Assigned task 1 | In the text about vets treating pet snakes, what medicine does the writer say most vets prescribe?
Assigned task 2 | Write what comes next in the text about vets treating pet snakes, starting after its last sentence.

I got out of the field because of nasty attitudes, but I would never recommend someone go against what their vet is telling them to do for a sick animal. You can't examine the animal yourself so you just don't have enough info to know what's best.
You believe everything a vet says do you? Here's a great example for you. I breed reticulated pythons (very large snakes) as a staple of my living- one starts to push at the front of his cage (breeding season, males do this sometimes), and rips his face open. It gets infected rather quickly, so I- like every other person without much knowledge on treating it - go to the vet.
9/10 vets will do the following:
Swab it with antibiotic, flush it, pull the cheese/puss out.
Prescribe Baytril.
If the snake sneezes. I take it in. Must be a respiratory infection. They just... give Baytril.
Here's the problem, 9/10 vets will just prescribe something without actually doing the leg work in a "hope" that their random stab in the dark fixes it. I've seen animals come out with severe burns and bad scaring from using Baytril. I've seen animals DIE from using Baytril. I've watched animals wither away and die because a vet is too lazy to bother to order a full culture done, to test for everything and prescribe the right meds for that specific bacteria. I've watched them give antibiotics for viral/fungal infections.

Dataset records |
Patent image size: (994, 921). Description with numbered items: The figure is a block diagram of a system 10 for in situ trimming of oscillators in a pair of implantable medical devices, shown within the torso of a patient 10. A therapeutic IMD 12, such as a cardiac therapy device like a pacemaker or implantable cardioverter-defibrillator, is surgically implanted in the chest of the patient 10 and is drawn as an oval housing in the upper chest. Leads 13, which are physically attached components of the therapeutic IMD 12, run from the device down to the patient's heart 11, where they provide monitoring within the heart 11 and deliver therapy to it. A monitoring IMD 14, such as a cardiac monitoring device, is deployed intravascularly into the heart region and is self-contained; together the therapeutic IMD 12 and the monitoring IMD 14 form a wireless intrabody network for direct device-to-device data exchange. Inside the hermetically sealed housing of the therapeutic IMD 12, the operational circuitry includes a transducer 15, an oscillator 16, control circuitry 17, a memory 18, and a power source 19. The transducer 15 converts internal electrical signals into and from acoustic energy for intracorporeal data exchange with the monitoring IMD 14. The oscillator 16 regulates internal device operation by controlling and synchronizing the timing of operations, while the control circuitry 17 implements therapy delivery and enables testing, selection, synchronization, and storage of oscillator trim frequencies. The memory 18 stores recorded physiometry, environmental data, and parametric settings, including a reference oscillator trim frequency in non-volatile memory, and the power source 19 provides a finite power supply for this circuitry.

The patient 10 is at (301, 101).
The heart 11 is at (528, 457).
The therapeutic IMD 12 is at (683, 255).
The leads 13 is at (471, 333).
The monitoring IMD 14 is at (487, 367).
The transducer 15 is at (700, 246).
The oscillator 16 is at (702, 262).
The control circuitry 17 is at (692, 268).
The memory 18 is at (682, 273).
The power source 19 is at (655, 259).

Task answer 1 | Baytril.

Task answer 2 |
Do you know why I tell people to go against their vets? Because 9/10 the vet is doing what is best for his wallet and his pocket book, if he can tell you over the phone how to treat your animal, he makes no money, but if you have to come back a few times and try 5 different medications- he makes more money.
I don't need to examine the animal head on to determine what might be best for the animal. Any vet/vet tech worth his/her salt knows that stress is a huge HUGE contributing factor to sickness in a lot of animals, and how much it amplifies and makes things worse. The best bet is to usually do as much as you can at home, where the animal is comfortable, and so smaller less invasive treatments than to drag it to a vet and have it pumped full of XYZ. Animals have good immune systems, and are strong- they can make comebacks from some pretty nasty stuff...
Now if your vet does the cultures, finds something, and is proactive about actually being of help- then I'm all for you following that vets advice, but most times, that simply isn't the case.